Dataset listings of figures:
┌──

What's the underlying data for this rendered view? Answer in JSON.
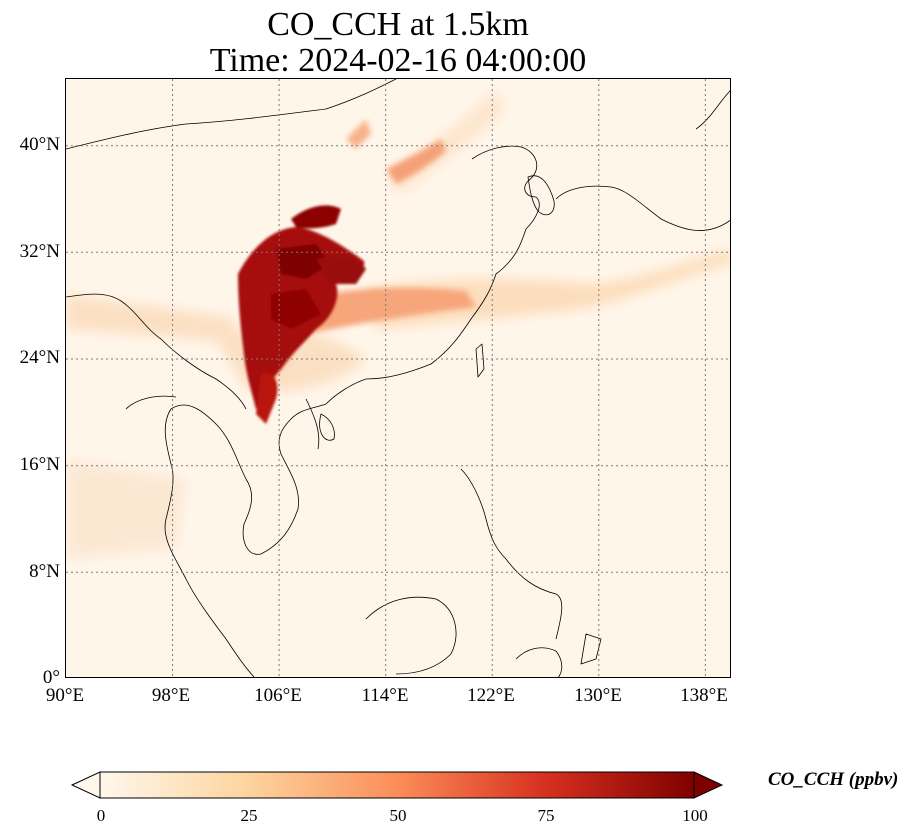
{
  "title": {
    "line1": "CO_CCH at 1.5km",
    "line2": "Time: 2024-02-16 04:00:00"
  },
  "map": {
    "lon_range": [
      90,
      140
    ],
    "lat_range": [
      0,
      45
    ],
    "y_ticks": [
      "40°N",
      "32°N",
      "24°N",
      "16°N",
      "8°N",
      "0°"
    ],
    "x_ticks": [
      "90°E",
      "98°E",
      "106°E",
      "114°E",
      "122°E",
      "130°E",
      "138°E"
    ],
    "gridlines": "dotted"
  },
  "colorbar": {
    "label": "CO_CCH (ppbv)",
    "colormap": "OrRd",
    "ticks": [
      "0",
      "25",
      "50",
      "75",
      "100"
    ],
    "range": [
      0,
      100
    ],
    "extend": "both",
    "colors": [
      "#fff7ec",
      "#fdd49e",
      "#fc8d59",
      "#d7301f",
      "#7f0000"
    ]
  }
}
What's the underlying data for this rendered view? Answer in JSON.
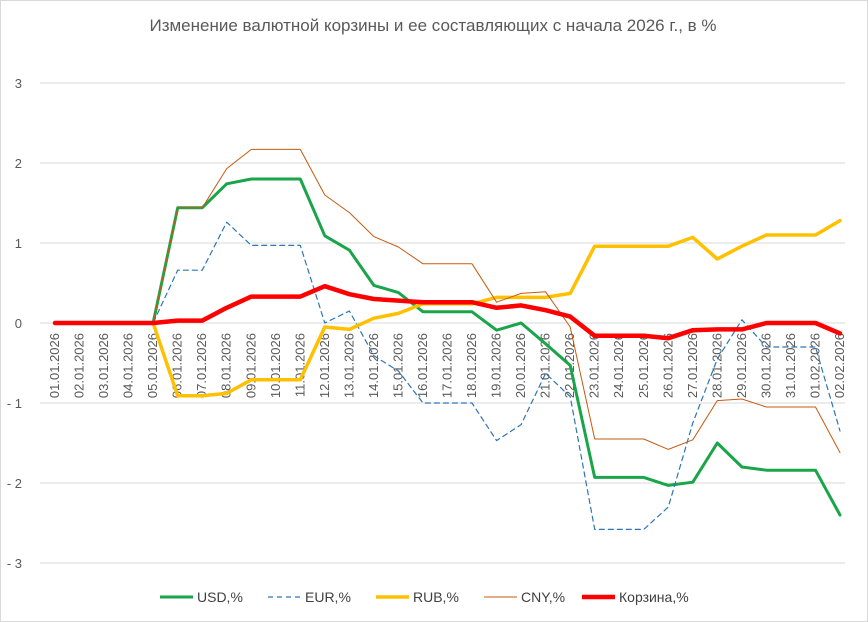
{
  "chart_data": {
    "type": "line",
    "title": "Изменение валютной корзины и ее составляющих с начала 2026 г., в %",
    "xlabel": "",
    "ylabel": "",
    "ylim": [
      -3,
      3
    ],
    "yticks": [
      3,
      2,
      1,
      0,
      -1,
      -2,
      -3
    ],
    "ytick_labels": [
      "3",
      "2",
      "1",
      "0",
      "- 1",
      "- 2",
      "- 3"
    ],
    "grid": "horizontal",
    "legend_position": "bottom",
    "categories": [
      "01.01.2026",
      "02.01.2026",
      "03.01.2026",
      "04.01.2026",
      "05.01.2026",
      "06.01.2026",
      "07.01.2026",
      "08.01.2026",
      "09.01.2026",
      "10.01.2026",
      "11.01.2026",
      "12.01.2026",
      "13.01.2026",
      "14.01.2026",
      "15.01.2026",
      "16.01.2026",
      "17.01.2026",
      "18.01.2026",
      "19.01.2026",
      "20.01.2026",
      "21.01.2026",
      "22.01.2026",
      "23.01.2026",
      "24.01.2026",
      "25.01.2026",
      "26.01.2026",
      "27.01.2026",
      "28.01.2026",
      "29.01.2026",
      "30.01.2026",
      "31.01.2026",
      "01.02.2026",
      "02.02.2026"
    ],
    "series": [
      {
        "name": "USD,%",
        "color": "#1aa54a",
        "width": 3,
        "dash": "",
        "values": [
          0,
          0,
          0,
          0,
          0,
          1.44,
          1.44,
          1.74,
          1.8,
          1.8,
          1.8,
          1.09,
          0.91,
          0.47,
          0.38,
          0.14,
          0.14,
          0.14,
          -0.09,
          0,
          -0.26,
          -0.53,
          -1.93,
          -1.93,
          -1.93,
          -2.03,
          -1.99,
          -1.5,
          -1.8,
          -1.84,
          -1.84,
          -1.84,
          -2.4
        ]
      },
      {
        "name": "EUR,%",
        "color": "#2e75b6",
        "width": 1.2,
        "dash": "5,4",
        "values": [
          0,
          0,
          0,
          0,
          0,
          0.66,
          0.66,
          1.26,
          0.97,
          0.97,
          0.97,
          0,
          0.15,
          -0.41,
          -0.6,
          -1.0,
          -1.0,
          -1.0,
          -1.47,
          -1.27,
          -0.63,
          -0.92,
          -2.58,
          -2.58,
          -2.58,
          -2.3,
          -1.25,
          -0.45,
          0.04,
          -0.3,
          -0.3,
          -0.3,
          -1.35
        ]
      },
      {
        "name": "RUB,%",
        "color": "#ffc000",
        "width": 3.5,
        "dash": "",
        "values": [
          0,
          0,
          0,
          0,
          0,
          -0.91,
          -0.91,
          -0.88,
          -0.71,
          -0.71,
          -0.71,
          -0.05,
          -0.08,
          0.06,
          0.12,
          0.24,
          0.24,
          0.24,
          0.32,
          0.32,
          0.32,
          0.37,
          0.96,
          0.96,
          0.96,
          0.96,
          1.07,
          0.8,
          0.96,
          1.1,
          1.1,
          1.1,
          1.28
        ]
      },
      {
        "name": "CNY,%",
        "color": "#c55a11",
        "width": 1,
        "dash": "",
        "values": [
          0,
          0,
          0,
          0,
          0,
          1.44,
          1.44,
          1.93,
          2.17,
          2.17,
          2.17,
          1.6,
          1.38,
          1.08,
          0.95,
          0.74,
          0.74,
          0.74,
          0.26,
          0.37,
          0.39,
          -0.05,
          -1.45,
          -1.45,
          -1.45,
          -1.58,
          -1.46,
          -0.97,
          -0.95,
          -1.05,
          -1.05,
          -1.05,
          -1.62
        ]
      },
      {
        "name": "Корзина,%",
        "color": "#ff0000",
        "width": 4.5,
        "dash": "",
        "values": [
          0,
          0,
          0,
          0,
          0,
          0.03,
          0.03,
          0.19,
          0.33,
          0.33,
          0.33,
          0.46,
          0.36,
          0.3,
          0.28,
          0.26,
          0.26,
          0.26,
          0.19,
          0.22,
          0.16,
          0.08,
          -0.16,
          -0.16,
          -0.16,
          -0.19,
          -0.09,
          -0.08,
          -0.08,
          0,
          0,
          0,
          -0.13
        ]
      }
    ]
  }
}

└──

Exercise brief:
Repeat the material above verbatim, with no pictures in the output.

Task output:
What's the underlying data for this rendered view? Answer in JSON.
{
  "title": {
    "line1": "CO_CCH at 1.5km",
    "line2": "Time: 2024-02-16 04:00:00"
  },
  "map": {
    "lon_range": [
      90,
      140
    ],
    "lat_range": [
      0,
      45
    ],
    "y_ticks": [
      "40°N",
      "32°N",
      "24°N",
      "16°N",
      "8°N",
      "0°"
    ],
    "x_ticks": [
      "90°E",
      "98°E",
      "106°E",
      "114°E",
      "122°E",
      "130°E",
      "138°E"
    ],
    "gridlines": "dotted"
  },
  "colorbar": {
    "label": "CO_CCH (ppbv)",
    "colormap": "OrRd",
    "ticks": [
      "0",
      "25",
      "50",
      "75",
      "100"
    ],
    "range": [
      0,
      100
    ],
    "extend": "both",
    "colors": [
      "#fff7ec",
      "#fdd49e",
      "#fc8d59",
      "#d7301f",
      "#7f0000"
    ]
  }
}
What's the underlying data for this rendered view? Answer in JSON.
{
  "chart_data": {
    "type": "line",
    "title": "Изменение валютной корзины и ее составляющих с начала 2026 г., в %",
    "xlabel": "",
    "ylabel": "",
    "ylim": [
      -3,
      3
    ],
    "yticks": [
      3,
      2,
      1,
      0,
      -1,
      -2,
      -3
    ],
    "ytick_labels": [
      "3",
      "2",
      "1",
      "0",
      "- 1",
      "- 2",
      "- 3"
    ],
    "grid": "horizontal",
    "legend_position": "bottom",
    "categories": [
      "01.01.2026",
      "02.01.2026",
      "03.01.2026",
      "04.01.2026",
      "05.01.2026",
      "06.01.2026",
      "07.01.2026",
      "08.01.2026",
      "09.01.2026",
      "10.01.2026",
      "11.01.2026",
      "12.01.2026",
      "13.01.2026",
      "14.01.2026",
      "15.01.2026",
      "16.01.2026",
      "17.01.2026",
      "18.01.2026",
      "19.01.2026",
      "20.01.2026",
      "21.01.2026",
      "22.01.2026",
      "23.01.2026",
      "24.01.2026",
      "25.01.2026",
      "26.01.2026",
      "27.01.2026",
      "28.01.2026",
      "29.01.2026",
      "30.01.2026",
      "31.01.2026",
      "01.02.2026",
      "02.02.2026"
    ],
    "series": [
      {
        "name": "USD,%",
        "color": "#1aa54a",
        "width": 3,
        "dash": "",
        "values": [
          0,
          0,
          0,
          0,
          0,
          1.44,
          1.44,
          1.74,
          1.8,
          1.8,
          1.8,
          1.09,
          0.91,
          0.47,
          0.38,
          0.14,
          0.14,
          0.14,
          -0.09,
          0,
          -0.26,
          -0.53,
          -1.93,
          -1.93,
          -1.93,
          -2.03,
          -1.99,
          -1.5,
          -1.8,
          -1.84,
          -1.84,
          -1.84,
          -2.4
        ]
      },
      {
        "name": "EUR,%",
        "color": "#2e75b6",
        "width": 1.2,
        "dash": "5,4",
        "values": [
          0,
          0,
          0,
          0,
          0,
          0.66,
          0.66,
          1.26,
          0.97,
          0.97,
          0.97,
          0,
          0.15,
          -0.41,
          -0.6,
          -1.0,
          -1.0,
          -1.0,
          -1.47,
          -1.27,
          -0.63,
          -0.92,
          -2.58,
          -2.58,
          -2.58,
          -2.3,
          -1.25,
          -0.45,
          0.04,
          -0.3,
          -0.3,
          -0.3,
          -1.35
        ]
      },
      {
        "name": "RUB,%",
        "color": "#ffc000",
        "width": 3.5,
        "dash": "",
        "values": [
          0,
          0,
          0,
          0,
          0,
          -0.91,
          -0.91,
          -0.88,
          -0.71,
          -0.71,
          -0.71,
          -0.05,
          -0.08,
          0.06,
          0.12,
          0.24,
          0.24,
          0.24,
          0.32,
          0.32,
          0.32,
          0.37,
          0.96,
          0.96,
          0.96,
          0.96,
          1.07,
          0.8,
          0.96,
          1.1,
          1.1,
          1.1,
          1.28
        ]
      },
      {
        "name": "CNY,%",
        "color": "#c55a11",
        "width": 1,
        "dash": "",
        "values": [
          0,
          0,
          0,
          0,
          0,
          1.44,
          1.44,
          1.93,
          2.17,
          2.17,
          2.17,
          1.6,
          1.38,
          1.08,
          0.95,
          0.74,
          0.74,
          0.74,
          0.26,
          0.37,
          0.39,
          -0.05,
          -1.45,
          -1.45,
          -1.45,
          -1.58,
          -1.46,
          -0.97,
          -0.95,
          -1.05,
          -1.05,
          -1.05,
          -1.62
        ]
      },
      {
        "name": "Корзина,%",
        "color": "#ff0000",
        "width": 4.5,
        "dash": "",
        "values": [
          0,
          0,
          0,
          0,
          0,
          0.03,
          0.03,
          0.19,
          0.33,
          0.33,
          0.33,
          0.46,
          0.36,
          0.3,
          0.28,
          0.26,
          0.26,
          0.26,
          0.19,
          0.22,
          0.16,
          0.08,
          -0.16,
          -0.16,
          -0.16,
          -0.19,
          -0.09,
          -0.08,
          -0.08,
          0,
          0,
          0,
          -0.13
        ]
      }
    ]
  }
}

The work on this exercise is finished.